Exercise objective:
Extract each line of the data below exactly as written.

Records shown:
-- Begin --

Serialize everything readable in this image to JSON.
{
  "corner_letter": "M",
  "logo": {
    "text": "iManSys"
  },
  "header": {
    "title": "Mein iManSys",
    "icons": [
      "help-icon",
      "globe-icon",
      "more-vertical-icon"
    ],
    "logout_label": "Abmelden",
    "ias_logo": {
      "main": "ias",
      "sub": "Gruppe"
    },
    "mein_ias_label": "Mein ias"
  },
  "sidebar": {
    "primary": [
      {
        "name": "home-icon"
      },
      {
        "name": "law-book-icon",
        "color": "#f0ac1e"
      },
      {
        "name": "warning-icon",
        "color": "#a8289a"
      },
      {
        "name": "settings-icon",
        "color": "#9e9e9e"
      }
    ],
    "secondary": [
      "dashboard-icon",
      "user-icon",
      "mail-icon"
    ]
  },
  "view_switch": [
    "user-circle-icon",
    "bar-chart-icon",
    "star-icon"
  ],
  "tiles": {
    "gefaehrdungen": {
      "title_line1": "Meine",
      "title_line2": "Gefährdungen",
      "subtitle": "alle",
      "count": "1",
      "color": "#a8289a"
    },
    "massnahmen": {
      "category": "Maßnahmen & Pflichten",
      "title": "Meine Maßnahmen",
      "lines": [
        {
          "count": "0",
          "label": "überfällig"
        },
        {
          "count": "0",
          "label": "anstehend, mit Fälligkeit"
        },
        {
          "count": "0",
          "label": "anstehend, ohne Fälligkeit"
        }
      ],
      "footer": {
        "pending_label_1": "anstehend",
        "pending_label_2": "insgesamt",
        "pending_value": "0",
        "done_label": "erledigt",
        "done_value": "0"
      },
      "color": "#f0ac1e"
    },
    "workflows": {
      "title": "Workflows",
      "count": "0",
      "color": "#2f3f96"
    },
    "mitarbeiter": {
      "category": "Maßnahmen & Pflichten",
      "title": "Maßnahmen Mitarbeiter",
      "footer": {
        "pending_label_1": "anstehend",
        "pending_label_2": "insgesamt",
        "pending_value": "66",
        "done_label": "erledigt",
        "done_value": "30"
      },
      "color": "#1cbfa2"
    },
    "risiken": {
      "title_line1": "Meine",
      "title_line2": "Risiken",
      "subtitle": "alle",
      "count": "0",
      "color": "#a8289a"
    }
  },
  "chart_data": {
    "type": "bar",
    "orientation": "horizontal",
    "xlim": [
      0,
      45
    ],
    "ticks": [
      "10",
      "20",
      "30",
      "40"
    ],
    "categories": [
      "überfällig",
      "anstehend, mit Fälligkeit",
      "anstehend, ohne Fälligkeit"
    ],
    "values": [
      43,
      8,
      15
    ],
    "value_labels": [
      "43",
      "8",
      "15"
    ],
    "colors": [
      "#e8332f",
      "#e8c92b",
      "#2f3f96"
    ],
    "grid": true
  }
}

-- End --

Reply to the task:
Serialize everything readable in this image to JSON.
{
  "corner_letter": "M",
  "logo": {
    "text": "iManSys"
  },
  "header": {
    "title": "Mein iManSys",
    "icons": [
      "help-icon",
      "globe-icon",
      "more-vertical-icon"
    ],
    "logout_label": "Abmelden",
    "ias_logo": {
      "main": "ias",
      "sub": "Gruppe"
    },
    "mein_ias_label": "Mein ias"
  },
  "sidebar": {
    "primary": [
      {
        "name": "home-icon"
      },
      {
        "name": "law-book-icon",
        "color": "#f0ac1e"
      },
      {
        "name": "warning-icon",
        "color": "#a8289a"
      },
      {
        "name": "settings-icon",
        "color": "#9e9e9e"
      }
    ],
    "secondary": [
      "dashboard-icon",
      "user-icon",
      "mail-icon"
    ]
  },
  "view_switch": [
    "user-circle-icon",
    "bar-chart-icon",
    "star-icon"
  ],
  "tiles": {
    "gefaehrdungen": {
      "title_line1": "Meine",
      "title_line2": "Gefährdungen",
      "subtitle": "alle",
      "count": "1",
      "color": "#a8289a"
    },
    "massnahmen": {
      "category": "Maßnahmen & Pflichten",
      "title": "Meine Maßnahmen",
      "lines": [
        {
          "count": "0",
          "label": "überfällig"
        },
        {
          "count": "0",
          "label": "anstehend, mit Fälligkeit"
        },
        {
          "count": "0",
          "label": "anstehend, ohne Fälligkeit"
        }
      ],
      "footer": {
        "pending_label_1": "anstehend",
        "pending_label_2": "insgesamt",
        "pending_value": "0",
        "done_label": "erledigt",
        "done_value": "0"
      },
      "color": "#f0ac1e"
    },
    "workflows": {
      "title": "Workflows",
      "count": "0",
      "color": "#2f3f96"
    },
    "mitarbeiter": {
      "category": "Maßnahmen & Pflichten",
      "title": "Maßnahmen Mitarbeiter",
      "footer": {
        "pending_label_1": "anstehend",
        "pending_label_2": "insgesamt",
        "pending_value": "66",
        "done_label": "erledigt",
        "done_value": "30"
      },
      "color": "#1cbfa2"
    },
    "risiken": {
      "title_line1": "Meine",
      "title_line2": "Risiken",
      "subtitle": "alle",
      "count": "0",
      "color": "#a8289a"
    }
  },
  "chart_data": {
    "type": "bar",
    "orientation": "horizontal",
    "xlim": [
      0,
      45
    ],
    "ticks": [
      "10",
      "20",
      "30",
      "40"
    ],
    "categories": [
      "überfällig",
      "anstehend, mit Fälligkeit",
      "anstehend, ohne Fälligkeit"
    ],
    "values": [
      43,
      8,
      15
    ],
    "value_labels": [
      "43",
      "8",
      "15"
    ],
    "colors": [
      "#e8332f",
      "#e8c92b",
      "#2f3f96"
    ],
    "grid": true
  }
}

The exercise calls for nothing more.